Work to be completed: Turn each line of the rows below into one string, and put all the strings in a single JSON list. Skip blank lines.

Data provided:
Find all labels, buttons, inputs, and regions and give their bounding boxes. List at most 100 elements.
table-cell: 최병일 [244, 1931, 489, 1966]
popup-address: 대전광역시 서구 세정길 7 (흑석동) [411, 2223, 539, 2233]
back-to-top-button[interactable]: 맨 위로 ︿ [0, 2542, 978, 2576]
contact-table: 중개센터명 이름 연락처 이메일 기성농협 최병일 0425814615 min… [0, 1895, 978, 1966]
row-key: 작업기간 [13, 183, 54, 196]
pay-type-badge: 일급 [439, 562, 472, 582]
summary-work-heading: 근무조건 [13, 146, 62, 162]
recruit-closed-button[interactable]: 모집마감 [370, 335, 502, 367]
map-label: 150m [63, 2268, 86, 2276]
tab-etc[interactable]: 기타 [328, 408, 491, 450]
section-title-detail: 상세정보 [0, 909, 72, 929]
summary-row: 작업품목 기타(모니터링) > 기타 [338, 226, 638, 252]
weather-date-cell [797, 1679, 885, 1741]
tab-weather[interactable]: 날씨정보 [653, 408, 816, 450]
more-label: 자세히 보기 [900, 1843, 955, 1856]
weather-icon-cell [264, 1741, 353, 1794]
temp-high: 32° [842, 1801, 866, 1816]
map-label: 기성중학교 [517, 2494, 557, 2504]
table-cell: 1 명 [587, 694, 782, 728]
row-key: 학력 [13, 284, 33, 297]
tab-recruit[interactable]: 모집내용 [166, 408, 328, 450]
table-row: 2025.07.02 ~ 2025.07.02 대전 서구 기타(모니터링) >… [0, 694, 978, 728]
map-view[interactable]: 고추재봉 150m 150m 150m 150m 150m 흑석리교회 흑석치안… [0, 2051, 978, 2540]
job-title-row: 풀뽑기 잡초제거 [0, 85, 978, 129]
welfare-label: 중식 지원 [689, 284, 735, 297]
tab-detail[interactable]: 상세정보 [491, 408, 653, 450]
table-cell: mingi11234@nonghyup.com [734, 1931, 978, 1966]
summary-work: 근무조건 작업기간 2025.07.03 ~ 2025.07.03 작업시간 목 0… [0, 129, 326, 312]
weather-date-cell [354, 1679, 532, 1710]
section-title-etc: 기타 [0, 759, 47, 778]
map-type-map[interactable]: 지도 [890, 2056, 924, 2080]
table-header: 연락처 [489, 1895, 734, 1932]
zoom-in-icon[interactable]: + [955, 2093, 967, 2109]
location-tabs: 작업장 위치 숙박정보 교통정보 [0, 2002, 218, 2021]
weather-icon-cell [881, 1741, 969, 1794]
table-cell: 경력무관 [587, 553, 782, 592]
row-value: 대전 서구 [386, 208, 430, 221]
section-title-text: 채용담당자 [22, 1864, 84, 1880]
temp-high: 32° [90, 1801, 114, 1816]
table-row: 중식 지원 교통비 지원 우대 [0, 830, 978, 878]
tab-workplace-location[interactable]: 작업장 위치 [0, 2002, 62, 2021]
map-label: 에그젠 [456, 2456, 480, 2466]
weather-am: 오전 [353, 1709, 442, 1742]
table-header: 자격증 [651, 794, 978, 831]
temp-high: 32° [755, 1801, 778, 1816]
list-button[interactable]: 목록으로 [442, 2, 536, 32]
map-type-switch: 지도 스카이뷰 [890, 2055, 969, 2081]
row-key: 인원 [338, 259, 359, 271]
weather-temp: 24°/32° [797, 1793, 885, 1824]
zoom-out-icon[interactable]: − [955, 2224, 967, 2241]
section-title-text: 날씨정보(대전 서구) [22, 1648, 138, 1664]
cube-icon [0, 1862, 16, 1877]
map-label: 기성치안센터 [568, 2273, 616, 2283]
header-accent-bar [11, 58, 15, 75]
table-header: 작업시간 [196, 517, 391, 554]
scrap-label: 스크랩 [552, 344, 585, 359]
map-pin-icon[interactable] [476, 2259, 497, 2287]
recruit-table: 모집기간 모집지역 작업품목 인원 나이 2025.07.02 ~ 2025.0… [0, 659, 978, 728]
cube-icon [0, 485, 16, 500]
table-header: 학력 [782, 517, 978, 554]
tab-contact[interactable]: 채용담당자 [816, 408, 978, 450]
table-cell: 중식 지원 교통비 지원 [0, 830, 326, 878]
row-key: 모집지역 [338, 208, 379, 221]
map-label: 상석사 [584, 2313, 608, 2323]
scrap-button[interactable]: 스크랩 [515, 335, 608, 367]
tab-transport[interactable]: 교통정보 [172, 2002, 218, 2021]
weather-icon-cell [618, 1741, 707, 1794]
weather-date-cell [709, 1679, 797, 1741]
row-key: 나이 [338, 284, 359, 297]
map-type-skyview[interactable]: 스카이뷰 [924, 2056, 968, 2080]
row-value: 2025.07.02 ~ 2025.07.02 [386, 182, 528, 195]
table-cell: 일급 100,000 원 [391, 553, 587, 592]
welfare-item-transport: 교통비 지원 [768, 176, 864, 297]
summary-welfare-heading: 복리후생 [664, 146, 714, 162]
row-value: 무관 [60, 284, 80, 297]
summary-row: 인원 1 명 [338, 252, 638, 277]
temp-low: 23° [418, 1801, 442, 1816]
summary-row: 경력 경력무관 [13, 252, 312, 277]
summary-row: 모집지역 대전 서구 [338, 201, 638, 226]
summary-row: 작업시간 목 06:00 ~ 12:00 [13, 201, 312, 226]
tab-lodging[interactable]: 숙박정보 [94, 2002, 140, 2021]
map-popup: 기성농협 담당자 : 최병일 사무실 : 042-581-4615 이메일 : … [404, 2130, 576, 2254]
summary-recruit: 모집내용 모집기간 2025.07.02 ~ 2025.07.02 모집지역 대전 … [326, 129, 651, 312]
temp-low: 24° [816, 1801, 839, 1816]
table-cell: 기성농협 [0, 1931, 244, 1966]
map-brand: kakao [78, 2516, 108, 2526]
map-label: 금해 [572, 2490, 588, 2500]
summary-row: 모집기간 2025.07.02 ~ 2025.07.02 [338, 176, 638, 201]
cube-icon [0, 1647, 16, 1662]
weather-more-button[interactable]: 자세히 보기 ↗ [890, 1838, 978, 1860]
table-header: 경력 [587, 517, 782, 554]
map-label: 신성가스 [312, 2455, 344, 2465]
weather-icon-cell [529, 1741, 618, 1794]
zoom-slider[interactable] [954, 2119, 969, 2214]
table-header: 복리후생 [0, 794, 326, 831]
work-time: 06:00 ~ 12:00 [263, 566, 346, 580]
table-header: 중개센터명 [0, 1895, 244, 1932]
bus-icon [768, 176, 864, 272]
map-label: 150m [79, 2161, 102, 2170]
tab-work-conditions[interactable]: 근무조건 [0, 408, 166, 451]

Written solution:
[
  "Find all labels, buttons, inputs, and regions and give their bounding boxes. List at most 100 elements.",
  "table-cell: 최병일 [244, 1931, 489, 1966]",
  "popup-address: 대전광역시 서구 세정길 7 (흑석동) [411, 2223, 539, 2233]",
  "back-to-top-button[interactable]: 맨 위로 ︿ [0, 2542, 978, 2576]",
  "contact-table: 중개센터명 이름 연락처 이메일 기성농협 최병일 0425814615 min… [0, 1895, 978, 1966]",
  "row-key: 작업기간 [13, 183, 54, 196]",
  "pay-type-badge: 일급 [439, 562, 472, 582]",
  "summary-work-heading: 근무조건 [13, 146, 62, 162]",
  "recruit-closed-button[interactable]: 모집마감 [370, 335, 502, 367]",
  "map-label: 150m [63, 2268, 86, 2276]",
  "tab-etc[interactable]: 기타 [328, 408, 491, 450]",
  "section-title-detail: 상세정보 [0, 909, 72, 929]",
  "summary-row: 작업품목 기타(모니터링) > 기타 [338, 226, 638, 252]",
  "weather-date-cell [797, 1679, 885, 1741]",
  "tab-weather[interactable]: 날씨정보 [653, 408, 816, 450]",
  "more-label: 자세히 보기 [900, 1843, 955, 1856]",
  "weather-icon-cell [264, 1741, 353, 1794]",
  "temp-high: 32° [842, 1801, 866, 1816]",
  "map-label: 기성중학교 [517, 2494, 557, 2504]",
  "table-cell: 1 명 [587, 694, 782, 728]",
  "row-key: 학력 [13, 284, 33, 297]",
  "tab-recruit[interactable]: 모집내용 [166, 408, 328, 450]",
  "table-row: 2025.07.02 ~ 2025.07.02 대전 서구 기타(모니터링) >… [0, 694, 978, 728]",
  "map-view[interactable]: 고추재봉 150m 150m 150m 150m 150m 흑석리교회 흑석치안… [0, 2051, 978, 2540]",
  "job-title-row: 풀뽑기 잡초제거 [0, 85, 978, 129]",
  "welfare-label: 중식 지원 [689, 284, 735, 297]",
  "tab-detail[interactable]: 상세정보 [491, 408, 653, 450]",
  "table-cell: mingi11234@nonghyup.com [734, 1931, 978, 1966]",
  "summary-work: 근무조건 작업기간 2025.07.03 ~ 2025.07.03 작업시간 목 0… [0, 129, 326, 312]",
  "weather-date-cell [354, 1679, 532, 1710]",
  "section-title-etc: 기타 [0, 759, 47, 778]",
  "map-type-map[interactable]: 지도 [890, 2056, 924, 2080]",
  "table-header: 연락처 [489, 1895, 734, 1932]",
  "zoom-in-icon[interactable]: + [955, 2093, 967, 2109]",
  "location-tabs: 작업장 위치 숙박정보 교통정보 [0, 2002, 218, 2021]",
  "weather-icon-cell [881, 1741, 969, 1794]",
  "table-cell: 경력무관 [587, 553, 782, 592]",
  "row-value: 대전 서구 [386, 208, 430, 221]",
  "section-title-text: 채용담당자 [22, 1864, 84, 1880]",
  "temp-high: 32° [90, 1801, 114, 1816]",
  "table-row: 중식 지원 교통비 지원 우대 [0, 830, 978, 878]",
  "tab-workplace-location[interactable]: 작업장 위치 [0, 2002, 62, 2021]",
  "map-label: 에그젠 [456, 2456, 480, 2466]",
  "weather-am: 오전 [353, 1709, 442, 1742]",
  "table-header: 자격증 [651, 794, 978, 831]",
  "temp-high: 32° [755, 1801, 778, 1816]",
  "list-button[interactable]: 목록으로 [442, 2, 536, 32]",
  "map-type-switch: 지도 스카이뷰 [890, 2055, 969, 2081]",
  "row-key: 인원 [338, 259, 359, 271]",
  "weather-temp: 24°/32° [797, 1793, 885, 1824]",
  "zoom-out-icon[interactable]: − [955, 2224, 967, 2241]",
  "section-title-text: 날씨정보(대전 서구) [22, 1648, 138, 1664]",
  "cube-icon [0, 1862, 16, 1877]",
  "map-label: 기성치안센터 [568, 2273, 616, 2283]",
  "header-accent-bar [11, 58, 15, 75]",
  "table-header: 작업시간 [196, 517, 391, 554]",
  "scrap-label: 스크랩 [552, 344, 585, 359]",
  "map-pin-icon[interactable] [476, 2259, 497, 2287]",
  "recruit-table: 모집기간 모집지역 작업품목 인원 나이 2025.07.02 ~ 2025.0… [0, 659, 978, 728]",
  "cube-icon [0, 485, 16, 500]",
  "table-header: 학력 [782, 517, 978, 554]",
  "tab-contact[interactable]: 채용담당자 [816, 408, 978, 450]",
  "table-cell: 중식 지원 교통비 지원 [0, 830, 326, 878]",
  "row-key: 모집지역 [338, 208, 379, 221]",
  "map-label: 상석사 [584, 2313, 608, 2323]",
  "scrap-button[interactable]: 스크랩 [515, 335, 608, 367]",
  "tab-transport[interactable]: 교통정보 [172, 2002, 218, 2021]",
  "weather-icon-cell [618, 1741, 707, 1794]",
  "weather-date-cell [709, 1679, 797, 1741]",
  "row-key: 나이 [338, 284, 359, 297]",
  "map-type-skyview[interactable]: 스카이뷰 [924, 2056, 968, 2080]",
  "row-value: 2025.07.02 ~ 2025.07.02 [386, 182, 528, 195]",
  "table-cell: 일급 100,000 원 [391, 553, 587, 592]",
  "welfare-item-transport: 교통비 지원 [768, 176, 864, 297]",
  "summary-welfare-heading: 복리후생 [664, 146, 714, 162]",
  "row-value: 무관 [60, 284, 80, 297]",
  "summary-row: 인원 1 명 [338, 252, 638, 277]",
  "temp-low: 23° [418, 1801, 442, 1816]",
  "summary-row: 경력 경력무관 [13, 252, 312, 277]",
  "summary-row: 모집지역 대전 서구 [338, 201, 638, 226]",
  "summary-row: 작업시간 목 06:00 ~ 12:00 [13, 201, 312, 226]",
  "tab-lodging[interactable]: 숙박정보 [94, 2002, 140, 2021]",
  "map-popup: 기성농협 담당자 : 최병일 사무실 : 042-581-4615 이메일 : … [404, 2130, 576, 2254]",
  "summary-recruit: 모집내용 모집기간 2025.07.02 ~ 2025.07.02 모집지역 대전 … [326, 129, 651, 312]",
  "temp-low: 24° [816, 1801, 839, 1816]",
  "table-cell: 기성농협 [0, 1931, 244, 1966]",
  "map-brand: kakao [78, 2516, 108, 2526]",
  "map-label: 금해 [572, 2490, 588, 2500]",
  "summary-row: 모집기간 2025.07.02 ~ 2025.07.02 [338, 176, 638, 201]",
  "cube-icon [0, 1647, 16, 1662]",
  "weather-more-button[interactable]: 자세히 보기 ↗ [890, 1838, 978, 1860]",
  "table-header: 경력 [587, 517, 782, 554]",
  "map-label: 신성가스 [312, 2455, 344, 2465]",
  "weather-icon-cell [529, 1741, 618, 1794]",
  "zoom-slider[interactable] [954, 2119, 969, 2214]",
  "table-header: 복리후생 [0, 794, 326, 831]",
  "work-time: 06:00 ~ 12:00 [263, 566, 346, 580]",
  "table-header: 중개센터명 [0, 1895, 244, 1932]",
  "bus-icon [768, 176, 864, 272]",
  "map-label: 150m [79, 2161, 102, 2170]",
  "tab-work-conditions[interactable]: 근무조건 [0, 408, 166, 451]"
]